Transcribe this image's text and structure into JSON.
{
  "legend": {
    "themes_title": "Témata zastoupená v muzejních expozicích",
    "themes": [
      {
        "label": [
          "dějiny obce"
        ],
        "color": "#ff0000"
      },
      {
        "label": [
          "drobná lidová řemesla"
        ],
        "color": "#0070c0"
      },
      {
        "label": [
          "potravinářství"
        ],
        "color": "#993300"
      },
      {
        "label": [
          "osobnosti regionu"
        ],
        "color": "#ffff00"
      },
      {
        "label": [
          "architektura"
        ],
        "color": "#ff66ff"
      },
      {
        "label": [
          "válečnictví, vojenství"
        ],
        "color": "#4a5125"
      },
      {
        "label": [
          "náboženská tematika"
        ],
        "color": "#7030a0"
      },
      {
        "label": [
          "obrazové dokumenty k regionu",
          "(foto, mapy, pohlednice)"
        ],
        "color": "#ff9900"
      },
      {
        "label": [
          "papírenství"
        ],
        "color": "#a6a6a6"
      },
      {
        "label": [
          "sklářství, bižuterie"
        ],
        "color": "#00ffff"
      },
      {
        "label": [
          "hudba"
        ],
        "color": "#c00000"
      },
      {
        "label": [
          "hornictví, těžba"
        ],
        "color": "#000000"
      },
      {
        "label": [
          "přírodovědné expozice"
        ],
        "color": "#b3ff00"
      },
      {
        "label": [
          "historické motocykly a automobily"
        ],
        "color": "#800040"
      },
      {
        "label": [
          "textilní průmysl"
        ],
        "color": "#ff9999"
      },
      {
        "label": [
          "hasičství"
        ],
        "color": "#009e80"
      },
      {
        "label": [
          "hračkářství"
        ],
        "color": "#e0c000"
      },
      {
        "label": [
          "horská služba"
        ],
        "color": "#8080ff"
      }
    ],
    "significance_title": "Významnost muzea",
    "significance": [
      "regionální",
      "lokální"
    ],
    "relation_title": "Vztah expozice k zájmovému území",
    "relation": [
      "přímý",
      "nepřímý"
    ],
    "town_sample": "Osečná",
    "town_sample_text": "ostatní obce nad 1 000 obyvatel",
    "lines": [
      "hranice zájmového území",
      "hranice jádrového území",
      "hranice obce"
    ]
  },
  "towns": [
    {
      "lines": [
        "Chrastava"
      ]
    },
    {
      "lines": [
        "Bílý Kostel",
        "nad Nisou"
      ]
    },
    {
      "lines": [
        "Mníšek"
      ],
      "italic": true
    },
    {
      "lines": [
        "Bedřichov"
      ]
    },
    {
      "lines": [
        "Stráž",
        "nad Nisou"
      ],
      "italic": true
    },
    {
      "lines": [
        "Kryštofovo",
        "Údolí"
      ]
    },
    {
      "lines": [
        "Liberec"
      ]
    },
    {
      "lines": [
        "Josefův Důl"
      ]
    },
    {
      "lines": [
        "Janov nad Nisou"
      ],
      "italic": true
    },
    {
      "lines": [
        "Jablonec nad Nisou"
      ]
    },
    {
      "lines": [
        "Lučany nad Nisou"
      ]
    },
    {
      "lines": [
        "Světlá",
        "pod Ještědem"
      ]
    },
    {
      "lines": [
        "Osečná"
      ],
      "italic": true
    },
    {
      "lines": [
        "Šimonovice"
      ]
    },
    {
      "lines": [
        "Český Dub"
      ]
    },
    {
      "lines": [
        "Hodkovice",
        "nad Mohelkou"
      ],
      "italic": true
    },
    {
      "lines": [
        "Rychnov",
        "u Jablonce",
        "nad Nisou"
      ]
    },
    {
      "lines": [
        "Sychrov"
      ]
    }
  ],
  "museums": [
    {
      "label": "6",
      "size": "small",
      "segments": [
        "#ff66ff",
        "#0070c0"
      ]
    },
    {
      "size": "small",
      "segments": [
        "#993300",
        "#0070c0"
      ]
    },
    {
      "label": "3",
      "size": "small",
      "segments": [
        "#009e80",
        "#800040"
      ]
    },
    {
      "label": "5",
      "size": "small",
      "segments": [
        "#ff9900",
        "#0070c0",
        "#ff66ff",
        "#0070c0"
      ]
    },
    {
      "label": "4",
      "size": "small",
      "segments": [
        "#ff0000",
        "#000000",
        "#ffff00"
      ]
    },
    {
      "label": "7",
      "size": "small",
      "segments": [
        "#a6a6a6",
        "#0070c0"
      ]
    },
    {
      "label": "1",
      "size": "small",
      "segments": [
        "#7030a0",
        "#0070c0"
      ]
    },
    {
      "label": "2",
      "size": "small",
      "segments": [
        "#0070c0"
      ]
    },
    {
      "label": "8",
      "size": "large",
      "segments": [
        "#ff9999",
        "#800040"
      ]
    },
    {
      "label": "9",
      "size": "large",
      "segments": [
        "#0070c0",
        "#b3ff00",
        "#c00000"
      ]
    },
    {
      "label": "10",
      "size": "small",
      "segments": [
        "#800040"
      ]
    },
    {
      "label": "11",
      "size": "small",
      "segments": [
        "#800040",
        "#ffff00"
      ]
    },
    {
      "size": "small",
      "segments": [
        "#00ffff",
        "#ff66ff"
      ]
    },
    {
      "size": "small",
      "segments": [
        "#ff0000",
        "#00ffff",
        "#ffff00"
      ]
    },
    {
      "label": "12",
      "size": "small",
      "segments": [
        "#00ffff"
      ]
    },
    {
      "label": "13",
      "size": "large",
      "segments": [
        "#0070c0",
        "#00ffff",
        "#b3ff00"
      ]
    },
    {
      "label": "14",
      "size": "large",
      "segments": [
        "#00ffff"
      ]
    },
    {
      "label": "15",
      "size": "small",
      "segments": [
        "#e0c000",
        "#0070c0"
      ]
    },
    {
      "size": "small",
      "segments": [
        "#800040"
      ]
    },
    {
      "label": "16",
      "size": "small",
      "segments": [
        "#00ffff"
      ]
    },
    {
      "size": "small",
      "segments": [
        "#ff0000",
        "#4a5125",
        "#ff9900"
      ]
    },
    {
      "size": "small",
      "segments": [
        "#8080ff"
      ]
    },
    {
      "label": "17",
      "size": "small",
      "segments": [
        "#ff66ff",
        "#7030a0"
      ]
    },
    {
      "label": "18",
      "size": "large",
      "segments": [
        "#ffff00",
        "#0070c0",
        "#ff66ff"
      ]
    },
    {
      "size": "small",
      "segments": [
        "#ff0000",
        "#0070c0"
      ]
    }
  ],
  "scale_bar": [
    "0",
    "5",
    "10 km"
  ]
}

» WHAT YOU NEED TO DO:
Output the full listing exactly as it stands.

» TASK ANSWER:
Transcribe this image's text and structure into JSON.
{
  "legend": {
    "themes_title": "Témata zastoupená v muzejních expozicích",
    "themes": [
      {
        "label": [
          "dějiny obce"
        ],
        "color": "#ff0000"
      },
      {
        "label": [
          "drobná lidová řemesla"
        ],
        "color": "#0070c0"
      },
      {
        "label": [
          "potravinářství"
        ],
        "color": "#993300"
      },
      {
        "label": [
          "osobnosti regionu"
        ],
        "color": "#ffff00"
      },
      {
        "label": [
          "architektura"
        ],
        "color": "#ff66ff"
      },
      {
        "label": [
          "válečnictví, vojenství"
        ],
        "color": "#4a5125"
      },
      {
        "label": [
          "náboženská tematika"
        ],
        "color": "#7030a0"
      },
      {
        "label": [
          "obrazové dokumenty k regionu",
          "(foto, mapy, pohlednice)"
        ],
        "color": "#ff9900"
      },
      {
        "label": [
          "papírenství"
        ],
        "color": "#a6a6a6"
      },
      {
        "label": [
          "sklářství, bižuterie"
        ],
        "color": "#00ffff"
      },
      {
        "label": [
          "hudba"
        ],
        "color": "#c00000"
      },
      {
        "label": [
          "hornictví, těžba"
        ],
        "color": "#000000"
      },
      {
        "label": [
          "přírodovědné expozice"
        ],
        "color": "#b3ff00"
      },
      {
        "label": [
          "historické motocykly a automobily"
        ],
        "color": "#800040"
      },
      {
        "label": [
          "textilní průmysl"
        ],
        "color": "#ff9999"
      },
      {
        "label": [
          "hasičství"
        ],
        "color": "#009e80"
      },
      {
        "label": [
          "hračkářství"
        ],
        "color": "#e0c000"
      },
      {
        "label": [
          "horská služba"
        ],
        "color": "#8080ff"
      }
    ],
    "significance_title": "Významnost muzea",
    "significance": [
      "regionální",
      "lokální"
    ],
    "relation_title": "Vztah expozice k zájmovému území",
    "relation": [
      "přímý",
      "nepřímý"
    ],
    "town_sample": "Osečná",
    "town_sample_text": "ostatní obce nad 1 000 obyvatel",
    "lines": [
      "hranice zájmového území",
      "hranice jádrového území",
      "hranice obce"
    ]
  },
  "towns": [
    {
      "lines": [
        "Chrastava"
      ]
    },
    {
      "lines": [
        "Bílý Kostel",
        "nad Nisou"
      ]
    },
    {
      "lines": [
        "Mníšek"
      ],
      "italic": true
    },
    {
      "lines": [
        "Bedřichov"
      ]
    },
    {
      "lines": [
        "Stráž",
        "nad Nisou"
      ],
      "italic": true
    },
    {
      "lines": [
        "Kryštofovo",
        "Údolí"
      ]
    },
    {
      "lines": [
        "Liberec"
      ]
    },
    {
      "lines": [
        "Josefův Důl"
      ]
    },
    {
      "lines": [
        "Janov nad Nisou"
      ],
      "italic": true
    },
    {
      "lines": [
        "Jablonec nad Nisou"
      ]
    },
    {
      "lines": [
        "Lučany nad Nisou"
      ]
    },
    {
      "lines": [
        "Světlá",
        "pod Ještědem"
      ]
    },
    {
      "lines": [
        "Osečná"
      ],
      "italic": true
    },
    {
      "lines": [
        "Šimonovice"
      ]
    },
    {
      "lines": [
        "Český Dub"
      ]
    },
    {
      "lines": [
        "Hodkovice",
        "nad Mohelkou"
      ],
      "italic": true
    },
    {
      "lines": [
        "Rychnov",
        "u Jablonce",
        "nad Nisou"
      ]
    },
    {
      "lines": [
        "Sychrov"
      ]
    }
  ],
  "museums": [
    {
      "label": "6",
      "size": "small",
      "segments": [
        "#ff66ff",
        "#0070c0"
      ]
    },
    {
      "size": "small",
      "segments": [
        "#993300",
        "#0070c0"
      ]
    },
    {
      "label": "3",
      "size": "small",
      "segments": [
        "#009e80",
        "#800040"
      ]
    },
    {
      "label": "5",
      "size": "small",
      "segments": [
        "#ff9900",
        "#0070c0",
        "#ff66ff",
        "#0070c0"
      ]
    },
    {
      "label": "4",
      "size": "small",
      "segments": [
        "#ff0000",
        "#000000",
        "#ffff00"
      ]
    },
    {
      "label": "7",
      "size": "small",
      "segments": [
        "#a6a6a6",
        "#0070c0"
      ]
    },
    {
      "label": "1",
      "size": "small",
      "segments": [
        "#7030a0",
        "#0070c0"
      ]
    },
    {
      "label": "2",
      "size": "small",
      "segments": [
        "#0070c0"
      ]
    },
    {
      "label": "8",
      "size": "large",
      "segments": [
        "#ff9999",
        "#800040"
      ]
    },
    {
      "label": "9",
      "size": "large",
      "segments": [
        "#0070c0",
        "#b3ff00",
        "#c00000"
      ]
    },
    {
      "label": "10",
      "size": "small",
      "segments": [
        "#800040"
      ]
    },
    {
      "label": "11",
      "size": "small",
      "segments": [
        "#800040",
        "#ffff00"
      ]
    },
    {
      "size": "small",
      "segments": [
        "#00ffff",
        "#ff66ff"
      ]
    },
    {
      "size": "small",
      "segments": [
        "#ff0000",
        "#00ffff",
        "#ffff00"
      ]
    },
    {
      "label": "12",
      "size": "small",
      "segments": [
        "#00ffff"
      ]
    },
    {
      "label": "13",
      "size": "large",
      "segments": [
        "#0070c0",
        "#00ffff",
        "#b3ff00"
      ]
    },
    {
      "label": "14",
      "size": "large",
      "segments": [
        "#00ffff"
      ]
    },
    {
      "label": "15",
      "size": "small",
      "segments": [
        "#e0c000",
        "#0070c0"
      ]
    },
    {
      "size": "small",
      "segments": [
        "#800040"
      ]
    },
    {
      "label": "16",
      "size": "small",
      "segments": [
        "#00ffff"
      ]
    },
    {
      "size": "small",
      "segments": [
        "#ff0000",
        "#4a5125",
        "#ff9900"
      ]
    },
    {
      "size": "small",
      "segments": [
        "#8080ff"
      ]
    },
    {
      "label": "17",
      "size": "small",
      "segments": [
        "#ff66ff",
        "#7030a0"
      ]
    },
    {
      "label": "18",
      "size": "large",
      "segments": [
        "#ffff00",
        "#0070c0",
        "#ff66ff"
      ]
    },
    {
      "size": "small",
      "segments": [
        "#ff0000",
        "#0070c0"
      ]
    }
  ],
  "scale_bar": [
    "0",
    "5",
    "10 km"
  ]
}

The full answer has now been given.